**Given instruction:** Gather each line of the records where "celle" appears.

▼

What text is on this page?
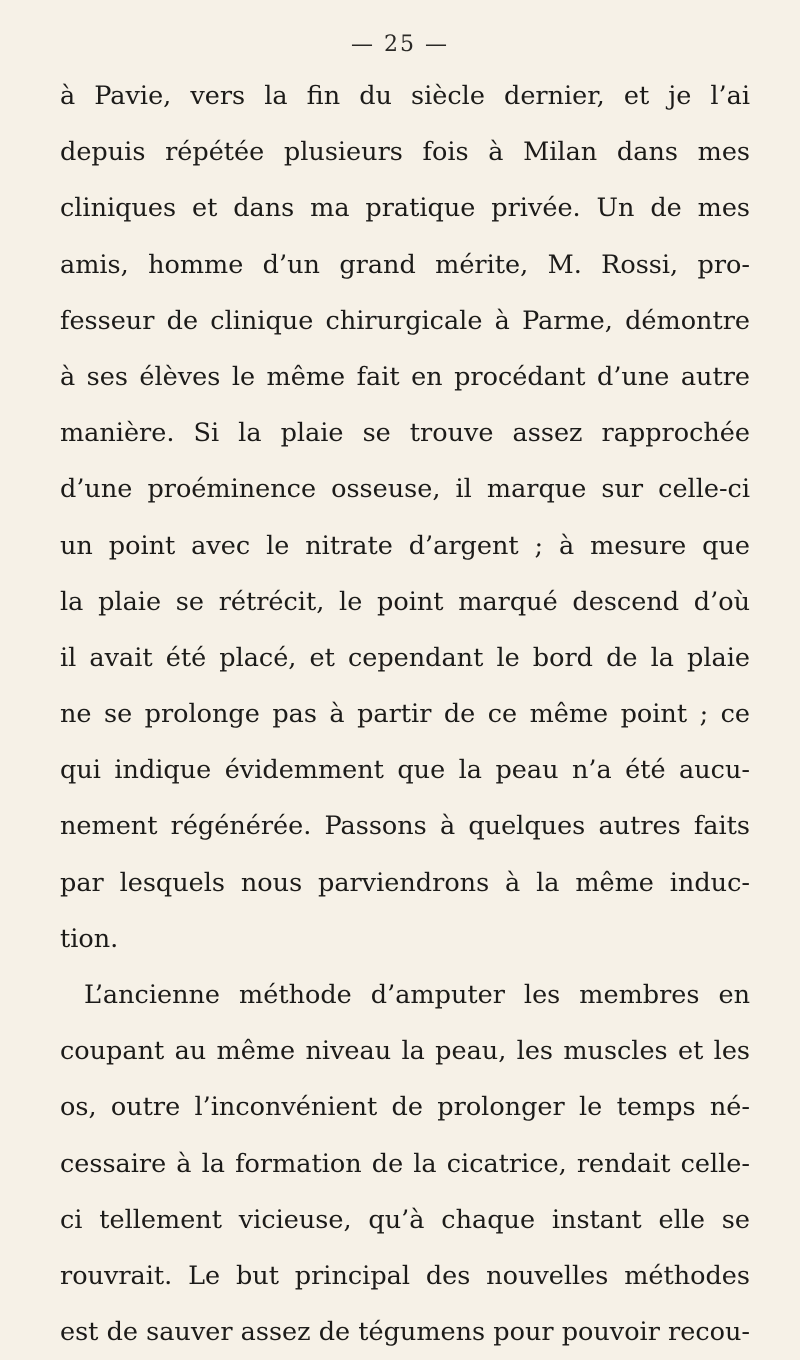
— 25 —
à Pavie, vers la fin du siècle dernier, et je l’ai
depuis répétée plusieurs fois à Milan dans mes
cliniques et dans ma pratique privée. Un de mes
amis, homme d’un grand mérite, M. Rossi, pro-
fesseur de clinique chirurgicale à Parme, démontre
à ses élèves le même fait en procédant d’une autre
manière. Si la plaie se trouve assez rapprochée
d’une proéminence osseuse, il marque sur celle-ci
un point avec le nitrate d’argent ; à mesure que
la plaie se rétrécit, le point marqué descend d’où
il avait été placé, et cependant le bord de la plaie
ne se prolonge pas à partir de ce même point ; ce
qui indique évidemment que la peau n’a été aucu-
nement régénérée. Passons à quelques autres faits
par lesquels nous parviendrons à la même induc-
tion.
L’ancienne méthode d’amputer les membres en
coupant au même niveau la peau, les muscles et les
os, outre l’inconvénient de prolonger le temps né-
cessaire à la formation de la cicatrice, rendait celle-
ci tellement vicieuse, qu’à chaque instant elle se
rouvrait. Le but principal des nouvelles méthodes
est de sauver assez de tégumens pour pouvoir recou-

▲
▼

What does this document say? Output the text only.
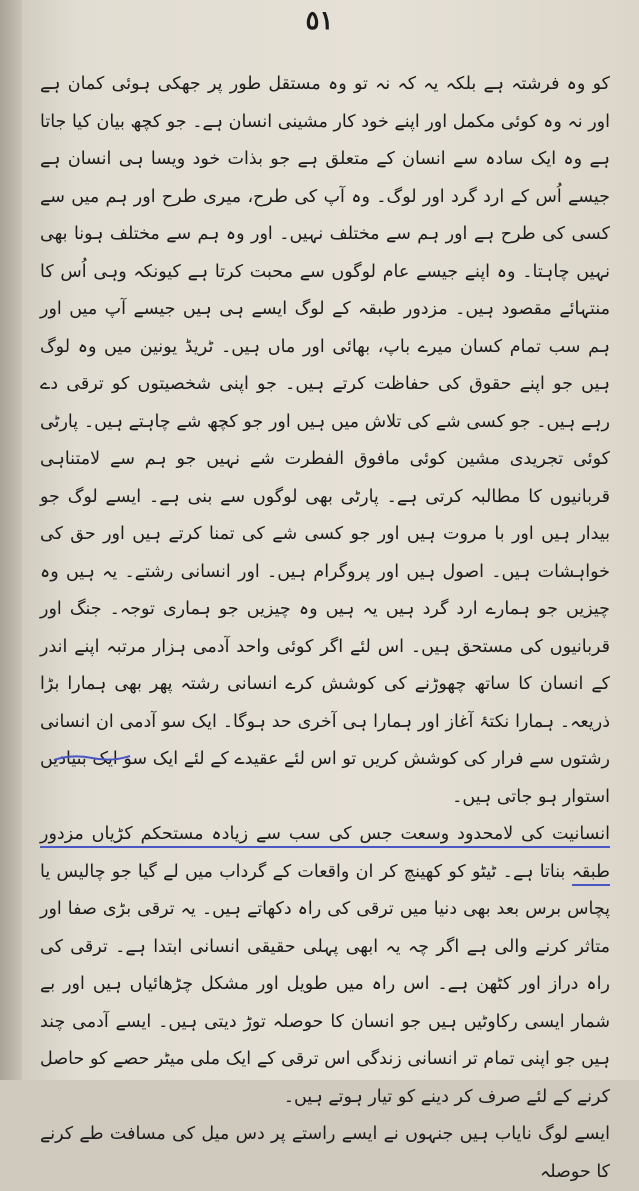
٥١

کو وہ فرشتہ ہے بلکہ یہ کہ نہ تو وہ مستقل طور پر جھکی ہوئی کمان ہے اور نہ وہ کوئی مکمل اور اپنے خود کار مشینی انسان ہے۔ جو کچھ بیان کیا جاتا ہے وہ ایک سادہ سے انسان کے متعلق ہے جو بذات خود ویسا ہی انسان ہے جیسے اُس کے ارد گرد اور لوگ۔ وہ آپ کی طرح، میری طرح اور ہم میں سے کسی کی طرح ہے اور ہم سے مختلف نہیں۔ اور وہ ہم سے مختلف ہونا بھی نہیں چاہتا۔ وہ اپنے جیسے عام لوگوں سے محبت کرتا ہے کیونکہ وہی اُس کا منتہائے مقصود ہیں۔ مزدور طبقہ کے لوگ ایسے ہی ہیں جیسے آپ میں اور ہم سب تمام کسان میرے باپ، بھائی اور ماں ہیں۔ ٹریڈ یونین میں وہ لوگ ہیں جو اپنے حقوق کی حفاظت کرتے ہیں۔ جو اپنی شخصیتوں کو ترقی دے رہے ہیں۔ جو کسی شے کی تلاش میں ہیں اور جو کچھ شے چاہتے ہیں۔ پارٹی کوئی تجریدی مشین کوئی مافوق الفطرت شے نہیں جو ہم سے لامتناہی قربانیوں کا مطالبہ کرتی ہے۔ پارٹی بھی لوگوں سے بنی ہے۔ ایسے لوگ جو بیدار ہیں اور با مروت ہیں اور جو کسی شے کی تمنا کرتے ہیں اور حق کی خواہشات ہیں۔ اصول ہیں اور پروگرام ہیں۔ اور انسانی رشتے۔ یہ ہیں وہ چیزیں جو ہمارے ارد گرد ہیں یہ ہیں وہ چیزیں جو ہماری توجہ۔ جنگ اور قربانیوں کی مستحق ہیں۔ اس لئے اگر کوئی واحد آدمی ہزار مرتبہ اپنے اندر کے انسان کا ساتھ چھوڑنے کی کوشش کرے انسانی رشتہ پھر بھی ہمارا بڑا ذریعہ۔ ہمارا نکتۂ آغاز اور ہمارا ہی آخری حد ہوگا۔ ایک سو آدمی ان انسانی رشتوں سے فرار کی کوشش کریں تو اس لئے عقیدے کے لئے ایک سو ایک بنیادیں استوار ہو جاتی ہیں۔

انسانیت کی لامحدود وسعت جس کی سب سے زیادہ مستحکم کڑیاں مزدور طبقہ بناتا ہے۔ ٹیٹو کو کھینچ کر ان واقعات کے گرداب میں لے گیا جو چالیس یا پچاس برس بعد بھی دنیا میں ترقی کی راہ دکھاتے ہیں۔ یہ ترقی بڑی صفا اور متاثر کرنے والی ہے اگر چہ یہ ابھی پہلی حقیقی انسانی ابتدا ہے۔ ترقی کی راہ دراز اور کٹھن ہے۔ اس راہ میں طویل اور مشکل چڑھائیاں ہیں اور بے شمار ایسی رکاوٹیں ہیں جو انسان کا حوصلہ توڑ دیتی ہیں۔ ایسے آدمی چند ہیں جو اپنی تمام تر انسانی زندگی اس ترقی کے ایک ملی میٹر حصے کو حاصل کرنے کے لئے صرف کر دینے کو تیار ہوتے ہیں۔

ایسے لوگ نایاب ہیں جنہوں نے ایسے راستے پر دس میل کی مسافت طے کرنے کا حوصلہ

▲

**Result:**
d’une proéminence osseuse, il marque sur celle-ci
cessaire à la formation de la cicatrice, rendait celle-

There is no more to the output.